**Short exercise:**
Take the material and output all of it exactly.
— Begin —
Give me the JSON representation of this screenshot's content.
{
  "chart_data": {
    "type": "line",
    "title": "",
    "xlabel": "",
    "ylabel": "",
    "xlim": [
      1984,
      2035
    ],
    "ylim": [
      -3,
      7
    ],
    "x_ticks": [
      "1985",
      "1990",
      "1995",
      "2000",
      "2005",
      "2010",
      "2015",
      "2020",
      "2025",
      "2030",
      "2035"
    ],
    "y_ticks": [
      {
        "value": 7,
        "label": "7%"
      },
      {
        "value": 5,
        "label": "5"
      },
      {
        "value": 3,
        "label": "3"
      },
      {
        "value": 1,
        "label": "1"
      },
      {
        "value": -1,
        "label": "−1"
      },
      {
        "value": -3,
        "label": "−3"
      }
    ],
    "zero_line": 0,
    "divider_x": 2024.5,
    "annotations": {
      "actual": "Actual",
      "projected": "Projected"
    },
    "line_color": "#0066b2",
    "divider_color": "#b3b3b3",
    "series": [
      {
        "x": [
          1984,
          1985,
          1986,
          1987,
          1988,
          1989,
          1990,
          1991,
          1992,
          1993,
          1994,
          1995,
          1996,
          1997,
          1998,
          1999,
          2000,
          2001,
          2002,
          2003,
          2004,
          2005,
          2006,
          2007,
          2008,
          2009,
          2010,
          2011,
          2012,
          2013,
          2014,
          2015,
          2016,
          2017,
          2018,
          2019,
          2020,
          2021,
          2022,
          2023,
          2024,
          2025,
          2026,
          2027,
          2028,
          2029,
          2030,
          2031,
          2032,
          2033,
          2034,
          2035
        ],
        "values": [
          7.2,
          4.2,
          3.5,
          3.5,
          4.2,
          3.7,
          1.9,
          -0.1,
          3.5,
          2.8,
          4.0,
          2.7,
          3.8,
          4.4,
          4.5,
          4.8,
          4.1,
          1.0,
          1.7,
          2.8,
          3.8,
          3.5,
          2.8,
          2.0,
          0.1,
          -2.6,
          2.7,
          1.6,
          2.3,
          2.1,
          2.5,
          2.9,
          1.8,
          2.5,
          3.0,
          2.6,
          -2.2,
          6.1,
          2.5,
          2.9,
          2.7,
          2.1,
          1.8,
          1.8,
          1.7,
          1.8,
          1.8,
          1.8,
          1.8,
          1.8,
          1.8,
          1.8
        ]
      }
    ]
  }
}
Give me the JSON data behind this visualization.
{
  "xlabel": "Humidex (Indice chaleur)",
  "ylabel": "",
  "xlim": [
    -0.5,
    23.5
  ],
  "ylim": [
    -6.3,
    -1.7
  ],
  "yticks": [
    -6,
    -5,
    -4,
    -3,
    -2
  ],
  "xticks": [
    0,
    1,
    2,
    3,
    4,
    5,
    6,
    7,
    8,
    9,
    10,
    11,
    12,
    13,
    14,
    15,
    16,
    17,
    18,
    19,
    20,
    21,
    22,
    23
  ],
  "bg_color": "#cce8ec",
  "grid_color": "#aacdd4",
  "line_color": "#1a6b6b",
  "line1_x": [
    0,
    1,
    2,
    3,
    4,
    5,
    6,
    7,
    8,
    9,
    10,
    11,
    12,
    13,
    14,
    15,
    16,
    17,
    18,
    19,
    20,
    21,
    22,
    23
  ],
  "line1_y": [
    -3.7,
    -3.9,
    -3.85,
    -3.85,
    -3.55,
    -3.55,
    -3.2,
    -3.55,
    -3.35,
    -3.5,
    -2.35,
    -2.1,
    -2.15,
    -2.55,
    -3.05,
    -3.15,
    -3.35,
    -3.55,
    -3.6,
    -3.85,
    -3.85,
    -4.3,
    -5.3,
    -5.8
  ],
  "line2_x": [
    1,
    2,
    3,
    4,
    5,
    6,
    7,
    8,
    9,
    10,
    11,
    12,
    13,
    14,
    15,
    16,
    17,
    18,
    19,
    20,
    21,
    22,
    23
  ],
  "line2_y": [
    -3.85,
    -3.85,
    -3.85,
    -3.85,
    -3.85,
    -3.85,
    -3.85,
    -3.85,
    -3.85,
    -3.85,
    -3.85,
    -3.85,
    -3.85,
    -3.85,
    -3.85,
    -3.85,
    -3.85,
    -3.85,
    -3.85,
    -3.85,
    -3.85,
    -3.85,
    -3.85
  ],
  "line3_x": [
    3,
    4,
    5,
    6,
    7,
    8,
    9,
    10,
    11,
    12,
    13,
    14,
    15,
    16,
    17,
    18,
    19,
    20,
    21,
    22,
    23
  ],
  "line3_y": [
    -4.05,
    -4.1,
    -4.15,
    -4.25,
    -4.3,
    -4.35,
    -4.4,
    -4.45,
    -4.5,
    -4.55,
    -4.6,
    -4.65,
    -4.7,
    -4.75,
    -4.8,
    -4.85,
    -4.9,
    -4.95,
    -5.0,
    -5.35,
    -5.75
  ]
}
— End —
**Reply to the exercise:**
Give me the JSON representation of this screenshot's content.
{
  "chart_data": {
    "type": "line",
    "title": "",
    "xlabel": "",
    "ylabel": "",
    "xlim": [
      1984,
      2035
    ],
    "ylim": [
      -3,
      7
    ],
    "x_ticks": [
      "1985",
      "1990",
      "1995",
      "2000",
      "2005",
      "2010",
      "2015",
      "2020",
      "2025",
      "2030",
      "2035"
    ],
    "y_ticks": [
      {
        "value": 7,
        "label": "7%"
      },
      {
        "value": 5,
        "label": "5"
      },
      {
        "value": 3,
        "label": "3"
      },
      {
        "value": 1,
        "label": "1"
      },
      {
        "value": -1,
        "label": "−1"
      },
      {
        "value": -3,
        "label": "−3"
      }
    ],
    "zero_line": 0,
    "divider_x": 2024.5,
    "annotations": {
      "actual": "Actual",
      "projected": "Projected"
    },
    "line_color": "#0066b2",
    "divider_color": "#b3b3b3",
    "series": [
      {
        "x": [
          1984,
          1985,
          1986,
          1987,
          1988,
          1989,
          1990,
          1991,
          1992,
          1993,
          1994,
          1995,
          1996,
          1997,
          1998,
          1999,
          2000,
          2001,
          2002,
          2003,
          2004,
          2005,
          2006,
          2007,
          2008,
          2009,
          2010,
          2011,
          2012,
          2013,
          2014,
          2015,
          2016,
          2017,
          2018,
          2019,
          2020,
          2021,
          2022,
          2023,
          2024,
          2025,
          2026,
          2027,
          2028,
          2029,
          2030,
          2031,
          2032,
          2033,
          2034,
          2035
        ],
        "values": [
          7.2,
          4.2,
          3.5,
          3.5,
          4.2,
          3.7,
          1.9,
          -0.1,
          3.5,
          2.8,
          4.0,
          2.7,
          3.8,
          4.4,
          4.5,
          4.8,
          4.1,
          1.0,
          1.7,
          2.8,
          3.8,
          3.5,
          2.8,
          2.0,
          0.1,
          -2.6,
          2.7,
          1.6,
          2.3,
          2.1,
          2.5,
          2.9,
          1.8,
          2.5,
          3.0,
          2.6,
          -2.2,
          6.1,
          2.5,
          2.9,
          2.7,
          2.1,
          1.8,
          1.8,
          1.7,
          1.8,
          1.8,
          1.8,
          1.8,
          1.8,
          1.8,
          1.8
        ]
      }
    ]
  }
}
Give me the JSON data behind this visualization.
{
  "xlabel": "Humidex (Indice chaleur)",
  "ylabel": "",
  "xlim": [
    -0.5,
    23.5
  ],
  "ylim": [
    -6.3,
    -1.7
  ],
  "yticks": [
    -6,
    -5,
    -4,
    -3,
    -2
  ],
  "xticks": [
    0,
    1,
    2,
    3,
    4,
    5,
    6,
    7,
    8,
    9,
    10,
    11,
    12,
    13,
    14,
    15,
    16,
    17,
    18,
    19,
    20,
    21,
    22,
    23
  ],
  "bg_color": "#cce8ec",
  "grid_color": "#aacdd4",
  "line_color": "#1a6b6b",
  "line1_x": [
    0,
    1,
    2,
    3,
    4,
    5,
    6,
    7,
    8,
    9,
    10,
    11,
    12,
    13,
    14,
    15,
    16,
    17,
    18,
    19,
    20,
    21,
    22,
    23
  ],
  "line1_y": [
    -3.7,
    -3.9,
    -3.85,
    -3.85,
    -3.55,
    -3.55,
    -3.2,
    -3.55,
    -3.35,
    -3.5,
    -2.35,
    -2.1,
    -2.15,
    -2.55,
    -3.05,
    -3.15,
    -3.35,
    -3.55,
    -3.6,
    -3.85,
    -3.85,
    -4.3,
    -5.3,
    -5.8
  ],
  "line2_x": [
    1,
    2,
    3,
    4,
    5,
    6,
    7,
    8,
    9,
    10,
    11,
    12,
    13,
    14,
    15,
    16,
    17,
    18,
    19,
    20,
    21,
    22,
    23
  ],
  "line2_y": [
    -3.85,
    -3.85,
    -3.85,
    -3.85,
    -3.85,
    -3.85,
    -3.85,
    -3.85,
    -3.85,
    -3.85,
    -3.85,
    -3.85,
    -3.85,
    -3.85,
    -3.85,
    -3.85,
    -3.85,
    -3.85,
    -3.85,
    -3.85,
    -3.85,
    -3.85,
    -3.85
  ],
  "line3_x": [
    3,
    4,
    5,
    6,
    7,
    8,
    9,
    10,
    11,
    12,
    13,
    14,
    15,
    16,
    17,
    18,
    19,
    20,
    21,
    22,
    23
  ],
  "line3_y": [
    -4.05,
    -4.1,
    -4.15,
    -4.25,
    -4.3,
    -4.35,
    -4.4,
    -4.45,
    -4.5,
    -4.55,
    -4.6,
    -4.65,
    -4.7,
    -4.75,
    -4.8,
    -4.85,
    -4.9,
    -4.95,
    -5.0,
    -5.35,
    -5.75
  ]
}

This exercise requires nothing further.